--- Start of RECORDS ---

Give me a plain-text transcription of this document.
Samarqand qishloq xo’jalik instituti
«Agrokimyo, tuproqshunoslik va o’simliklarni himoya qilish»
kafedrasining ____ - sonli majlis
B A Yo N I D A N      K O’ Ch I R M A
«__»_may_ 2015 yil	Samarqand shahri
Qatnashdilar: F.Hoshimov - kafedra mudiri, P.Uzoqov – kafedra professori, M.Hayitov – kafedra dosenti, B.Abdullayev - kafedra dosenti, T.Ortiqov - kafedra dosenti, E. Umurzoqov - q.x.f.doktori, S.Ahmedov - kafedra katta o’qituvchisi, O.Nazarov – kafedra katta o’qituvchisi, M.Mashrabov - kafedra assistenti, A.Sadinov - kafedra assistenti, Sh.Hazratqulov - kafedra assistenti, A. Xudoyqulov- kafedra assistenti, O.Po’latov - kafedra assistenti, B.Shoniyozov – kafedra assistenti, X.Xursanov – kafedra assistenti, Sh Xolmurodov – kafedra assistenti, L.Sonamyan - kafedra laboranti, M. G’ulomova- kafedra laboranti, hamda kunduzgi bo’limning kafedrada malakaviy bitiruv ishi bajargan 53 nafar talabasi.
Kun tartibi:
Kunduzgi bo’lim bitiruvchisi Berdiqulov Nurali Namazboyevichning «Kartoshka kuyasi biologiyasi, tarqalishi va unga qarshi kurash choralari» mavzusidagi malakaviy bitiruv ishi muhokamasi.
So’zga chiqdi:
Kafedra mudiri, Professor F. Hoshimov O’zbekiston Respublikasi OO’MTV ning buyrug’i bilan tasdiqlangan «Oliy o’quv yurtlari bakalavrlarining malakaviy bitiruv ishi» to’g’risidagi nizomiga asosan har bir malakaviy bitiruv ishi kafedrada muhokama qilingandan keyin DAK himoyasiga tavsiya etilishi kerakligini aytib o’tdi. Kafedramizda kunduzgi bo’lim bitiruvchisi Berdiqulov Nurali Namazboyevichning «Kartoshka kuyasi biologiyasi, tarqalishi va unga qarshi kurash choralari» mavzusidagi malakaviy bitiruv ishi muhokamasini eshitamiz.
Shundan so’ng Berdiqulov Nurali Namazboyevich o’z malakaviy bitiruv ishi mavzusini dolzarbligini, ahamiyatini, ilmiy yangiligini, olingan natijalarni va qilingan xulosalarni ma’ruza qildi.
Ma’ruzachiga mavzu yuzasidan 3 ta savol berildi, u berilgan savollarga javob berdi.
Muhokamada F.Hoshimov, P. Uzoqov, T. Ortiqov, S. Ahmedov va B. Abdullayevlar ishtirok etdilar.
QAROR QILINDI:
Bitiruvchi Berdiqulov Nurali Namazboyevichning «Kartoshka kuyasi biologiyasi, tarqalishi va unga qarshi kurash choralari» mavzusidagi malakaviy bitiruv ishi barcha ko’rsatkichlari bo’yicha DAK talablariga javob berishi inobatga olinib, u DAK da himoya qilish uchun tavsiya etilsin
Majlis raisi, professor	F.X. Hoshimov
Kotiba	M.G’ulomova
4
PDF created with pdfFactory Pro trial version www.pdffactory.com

--- End of RECORDS ---
--- Start of RECORDS ---

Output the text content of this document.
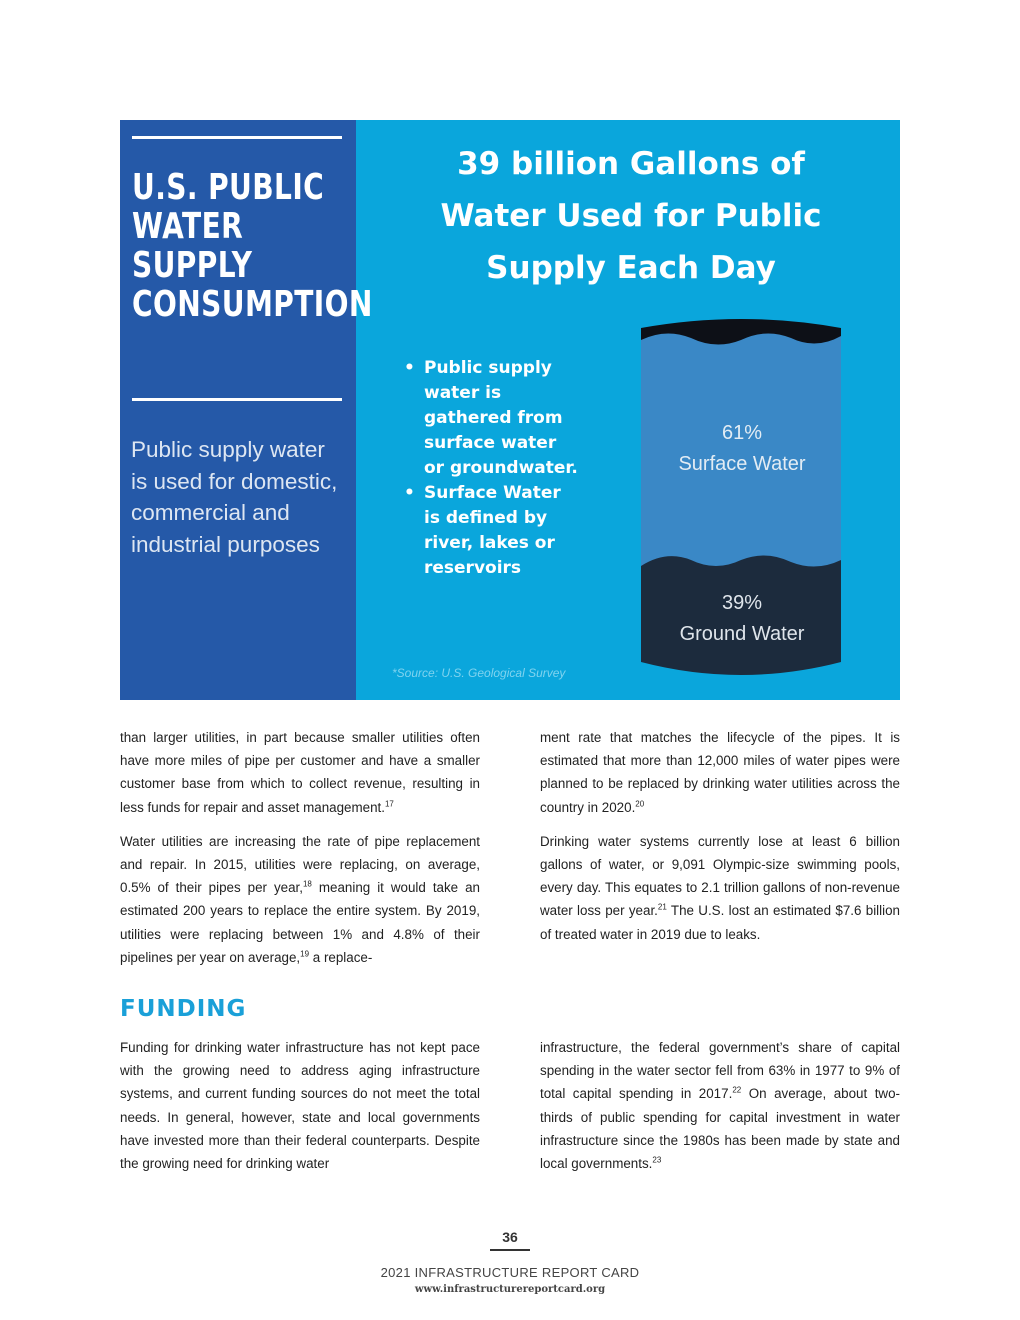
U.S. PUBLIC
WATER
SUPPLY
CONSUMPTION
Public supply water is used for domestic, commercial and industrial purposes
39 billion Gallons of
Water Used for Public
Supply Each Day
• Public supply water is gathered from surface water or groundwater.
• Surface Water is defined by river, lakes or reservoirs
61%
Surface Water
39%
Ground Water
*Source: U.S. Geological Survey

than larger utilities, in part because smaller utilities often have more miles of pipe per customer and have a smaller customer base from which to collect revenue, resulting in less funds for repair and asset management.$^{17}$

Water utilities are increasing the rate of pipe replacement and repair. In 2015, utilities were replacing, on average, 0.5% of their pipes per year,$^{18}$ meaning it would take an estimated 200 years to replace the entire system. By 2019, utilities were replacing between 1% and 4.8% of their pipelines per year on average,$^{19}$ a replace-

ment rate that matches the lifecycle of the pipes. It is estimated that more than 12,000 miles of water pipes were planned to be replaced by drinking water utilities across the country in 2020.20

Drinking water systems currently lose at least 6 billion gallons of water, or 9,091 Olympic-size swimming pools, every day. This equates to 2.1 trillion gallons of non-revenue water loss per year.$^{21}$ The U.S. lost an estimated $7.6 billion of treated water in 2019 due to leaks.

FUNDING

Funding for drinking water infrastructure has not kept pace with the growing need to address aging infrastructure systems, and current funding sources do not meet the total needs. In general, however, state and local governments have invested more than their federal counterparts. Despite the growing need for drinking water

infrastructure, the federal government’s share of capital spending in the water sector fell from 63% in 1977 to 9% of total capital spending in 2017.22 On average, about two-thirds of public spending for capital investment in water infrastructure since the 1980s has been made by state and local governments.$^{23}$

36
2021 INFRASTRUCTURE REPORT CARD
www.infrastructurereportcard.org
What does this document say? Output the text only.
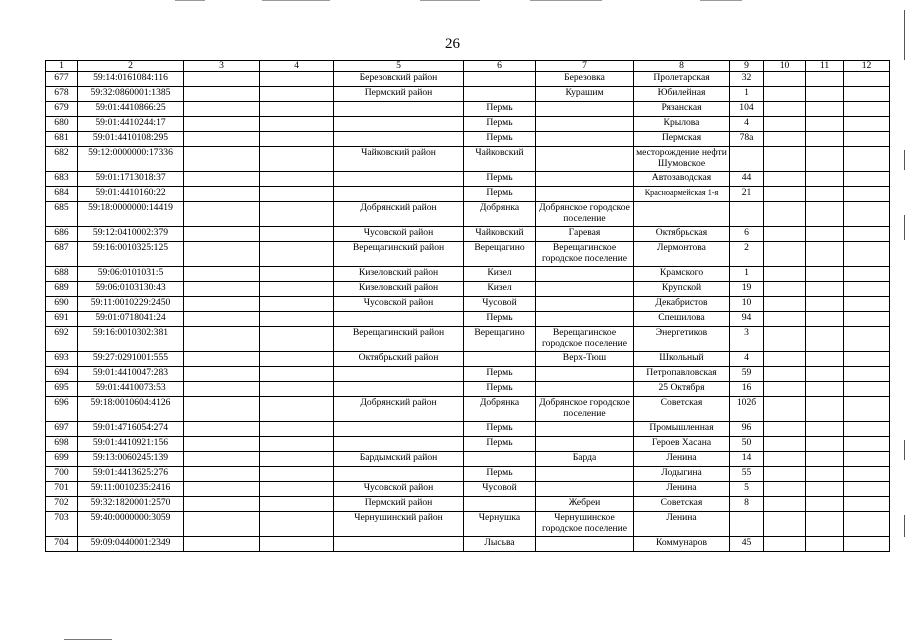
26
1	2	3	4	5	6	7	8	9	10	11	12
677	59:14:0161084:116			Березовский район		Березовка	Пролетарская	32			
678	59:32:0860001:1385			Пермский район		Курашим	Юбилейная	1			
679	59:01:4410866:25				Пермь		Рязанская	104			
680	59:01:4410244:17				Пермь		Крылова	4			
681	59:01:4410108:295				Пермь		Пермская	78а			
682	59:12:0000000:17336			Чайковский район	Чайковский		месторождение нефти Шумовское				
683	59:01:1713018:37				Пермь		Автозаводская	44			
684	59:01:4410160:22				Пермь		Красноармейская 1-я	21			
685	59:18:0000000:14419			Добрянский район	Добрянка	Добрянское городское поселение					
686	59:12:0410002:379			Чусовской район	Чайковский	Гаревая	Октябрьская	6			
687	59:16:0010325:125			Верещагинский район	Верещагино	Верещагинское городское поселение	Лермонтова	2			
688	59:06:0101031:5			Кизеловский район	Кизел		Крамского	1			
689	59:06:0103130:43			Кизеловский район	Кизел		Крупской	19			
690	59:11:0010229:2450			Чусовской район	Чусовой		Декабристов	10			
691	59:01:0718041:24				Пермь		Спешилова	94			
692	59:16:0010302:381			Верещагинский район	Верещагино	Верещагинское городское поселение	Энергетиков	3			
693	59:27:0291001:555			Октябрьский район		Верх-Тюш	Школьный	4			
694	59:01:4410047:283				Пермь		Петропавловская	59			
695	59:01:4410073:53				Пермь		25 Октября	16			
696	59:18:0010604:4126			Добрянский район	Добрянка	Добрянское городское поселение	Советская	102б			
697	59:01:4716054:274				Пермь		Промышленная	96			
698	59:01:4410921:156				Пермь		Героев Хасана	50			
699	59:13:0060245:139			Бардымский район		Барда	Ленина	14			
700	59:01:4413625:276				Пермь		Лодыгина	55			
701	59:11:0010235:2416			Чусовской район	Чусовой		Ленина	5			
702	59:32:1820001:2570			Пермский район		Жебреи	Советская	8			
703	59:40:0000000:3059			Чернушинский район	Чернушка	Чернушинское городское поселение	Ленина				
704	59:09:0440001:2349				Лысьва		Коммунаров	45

--- End of RECORDS ---
--- Start of RECORDS ---

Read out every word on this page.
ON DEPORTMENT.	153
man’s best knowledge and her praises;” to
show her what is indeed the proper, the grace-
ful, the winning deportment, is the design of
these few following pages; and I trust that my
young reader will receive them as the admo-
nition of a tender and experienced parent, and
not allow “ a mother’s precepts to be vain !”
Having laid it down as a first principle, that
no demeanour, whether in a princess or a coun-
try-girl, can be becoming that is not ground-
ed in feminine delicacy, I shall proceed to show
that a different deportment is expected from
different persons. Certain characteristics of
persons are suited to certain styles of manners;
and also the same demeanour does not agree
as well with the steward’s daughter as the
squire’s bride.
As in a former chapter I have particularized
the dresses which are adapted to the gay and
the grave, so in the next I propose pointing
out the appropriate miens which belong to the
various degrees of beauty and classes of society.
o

--- End of RECORDS ---

- [WHAT IS EXPECTED]
Only a number is wanted: how many lines contain the word "with"?

- [EXPECTED OUTPUT]
3